-- Start Data --

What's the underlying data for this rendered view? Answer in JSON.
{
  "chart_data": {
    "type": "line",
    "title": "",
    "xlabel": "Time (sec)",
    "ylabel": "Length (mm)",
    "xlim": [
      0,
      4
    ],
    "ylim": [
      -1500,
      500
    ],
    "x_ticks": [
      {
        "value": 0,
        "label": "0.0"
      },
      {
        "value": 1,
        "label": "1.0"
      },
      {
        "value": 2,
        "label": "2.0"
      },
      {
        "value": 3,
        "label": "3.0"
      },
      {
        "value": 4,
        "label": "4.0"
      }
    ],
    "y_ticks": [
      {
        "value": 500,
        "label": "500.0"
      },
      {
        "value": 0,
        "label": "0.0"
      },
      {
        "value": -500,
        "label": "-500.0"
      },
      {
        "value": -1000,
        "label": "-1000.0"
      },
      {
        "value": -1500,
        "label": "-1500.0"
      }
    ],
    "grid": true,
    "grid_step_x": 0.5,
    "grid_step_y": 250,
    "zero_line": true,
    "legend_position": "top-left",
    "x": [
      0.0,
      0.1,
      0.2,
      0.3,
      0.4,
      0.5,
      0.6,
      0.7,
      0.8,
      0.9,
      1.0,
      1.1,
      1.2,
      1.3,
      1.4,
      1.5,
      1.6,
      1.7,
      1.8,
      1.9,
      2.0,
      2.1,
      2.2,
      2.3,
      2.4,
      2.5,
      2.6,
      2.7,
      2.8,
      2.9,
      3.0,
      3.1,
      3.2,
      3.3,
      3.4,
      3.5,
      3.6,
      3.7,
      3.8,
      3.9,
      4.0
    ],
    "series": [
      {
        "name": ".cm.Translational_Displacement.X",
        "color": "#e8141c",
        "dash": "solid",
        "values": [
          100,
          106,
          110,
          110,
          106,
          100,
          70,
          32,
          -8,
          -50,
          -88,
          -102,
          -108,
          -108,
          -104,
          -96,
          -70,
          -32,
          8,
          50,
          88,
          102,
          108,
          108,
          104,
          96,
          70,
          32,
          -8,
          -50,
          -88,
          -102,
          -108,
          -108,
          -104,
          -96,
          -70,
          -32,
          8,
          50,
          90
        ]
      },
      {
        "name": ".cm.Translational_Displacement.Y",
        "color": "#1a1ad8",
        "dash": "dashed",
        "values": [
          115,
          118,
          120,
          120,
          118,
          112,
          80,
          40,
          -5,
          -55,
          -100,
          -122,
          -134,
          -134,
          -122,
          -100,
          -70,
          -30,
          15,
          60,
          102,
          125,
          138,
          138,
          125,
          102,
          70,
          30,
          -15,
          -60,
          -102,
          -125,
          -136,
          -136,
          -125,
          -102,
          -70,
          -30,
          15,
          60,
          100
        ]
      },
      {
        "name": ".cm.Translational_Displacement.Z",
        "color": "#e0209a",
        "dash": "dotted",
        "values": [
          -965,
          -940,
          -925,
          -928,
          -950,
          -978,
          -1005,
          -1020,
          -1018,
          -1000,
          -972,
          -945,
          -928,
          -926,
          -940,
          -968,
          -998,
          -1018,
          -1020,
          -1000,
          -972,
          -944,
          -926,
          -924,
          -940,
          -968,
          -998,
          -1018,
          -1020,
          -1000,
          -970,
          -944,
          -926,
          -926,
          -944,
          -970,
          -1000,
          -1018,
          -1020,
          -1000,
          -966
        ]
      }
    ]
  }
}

-- End Data --

__Task instructions__
Take the entries above and transcribe them exactly.

__Exercise output__
What's the underlying data for this rendered view? Answer in JSON.
{
  "chart_data": {
    "type": "line",
    "title": "",
    "xlabel": "Time (sec)",
    "ylabel": "Length (mm)",
    "xlim": [
      0,
      4
    ],
    "ylim": [
      -1500,
      500
    ],
    "x_ticks": [
      {
        "value": 0,
        "label": "0.0"
      },
      {
        "value": 1,
        "label": "1.0"
      },
      {
        "value": 2,
        "label": "2.0"
      },
      {
        "value": 3,
        "label": "3.0"
      },
      {
        "value": 4,
        "label": "4.0"
      }
    ],
    "y_ticks": [
      {
        "value": 500,
        "label": "500.0"
      },
      {
        "value": 0,
        "label": "0.0"
      },
      {
        "value": -500,
        "label": "-500.0"
      },
      {
        "value": -1000,
        "label": "-1000.0"
      },
      {
        "value": -1500,
        "label": "-1500.0"
      }
    ],
    "grid": true,
    "grid_step_x": 0.5,
    "grid_step_y": 250,
    "zero_line": true,
    "legend_position": "top-left",
    "x": [
      0.0,
      0.1,
      0.2,
      0.3,
      0.4,
      0.5,
      0.6,
      0.7,
      0.8,
      0.9,
      1.0,
      1.1,
      1.2,
      1.3,
      1.4,
      1.5,
      1.6,
      1.7,
      1.8,
      1.9,
      2.0,
      2.1,
      2.2,
      2.3,
      2.4,
      2.5,
      2.6,
      2.7,
      2.8,
      2.9,
      3.0,
      3.1,
      3.2,
      3.3,
      3.4,
      3.5,
      3.6,
      3.7,
      3.8,
      3.9,
      4.0
    ],
    "series": [
      {
        "name": ".cm.Translational_Displacement.X",
        "color": "#e8141c",
        "dash": "solid",
        "values": [
          100,
          106,
          110,
          110,
          106,
          100,
          70,
          32,
          -8,
          -50,
          -88,
          -102,
          -108,
          -108,
          -104,
          -96,
          -70,
          -32,
          8,
          50,
          88,
          102,
          108,
          108,
          104,
          96,
          70,
          32,
          -8,
          -50,
          -88,
          -102,
          -108,
          -108,
          -104,
          -96,
          -70,
          -32,
          8,
          50,
          90
        ]
      },
      {
        "name": ".cm.Translational_Displacement.Y",
        "color": "#1a1ad8",
        "dash": "dashed",
        "values": [
          115,
          118,
          120,
          120,
          118,
          112,
          80,
          40,
          -5,
          -55,
          -100,
          -122,
          -134,
          -134,
          -122,
          -100,
          -70,
          -30,
          15,
          60,
          102,
          125,
          138,
          138,
          125,
          102,
          70,
          30,
          -15,
          -60,
          -102,
          -125,
          -136,
          -136,
          -125,
          -102,
          -70,
          -30,
          15,
          60,
          100
        ]
      },
      {
        "name": ".cm.Translational_Displacement.Z",
        "color": "#e0209a",
        "dash": "dotted",
        "values": [
          -965,
          -940,
          -925,
          -928,
          -950,
          -978,
          -1005,
          -1020,
          -1018,
          -1000,
          -972,
          -945,
          -928,
          -926,
          -940,
          -968,
          -998,
          -1018,
          -1020,
          -1000,
          -972,
          -944,
          -926,
          -924,
          -940,
          -968,
          -998,
          -1018,
          -1020,
          -1000,
          -970,
          -944,
          -926,
          -926,
          -944,
          -970,
          -1000,
          -1018,
          -1020,
          -1000,
          -966
        ]
      }
    ]
  }
}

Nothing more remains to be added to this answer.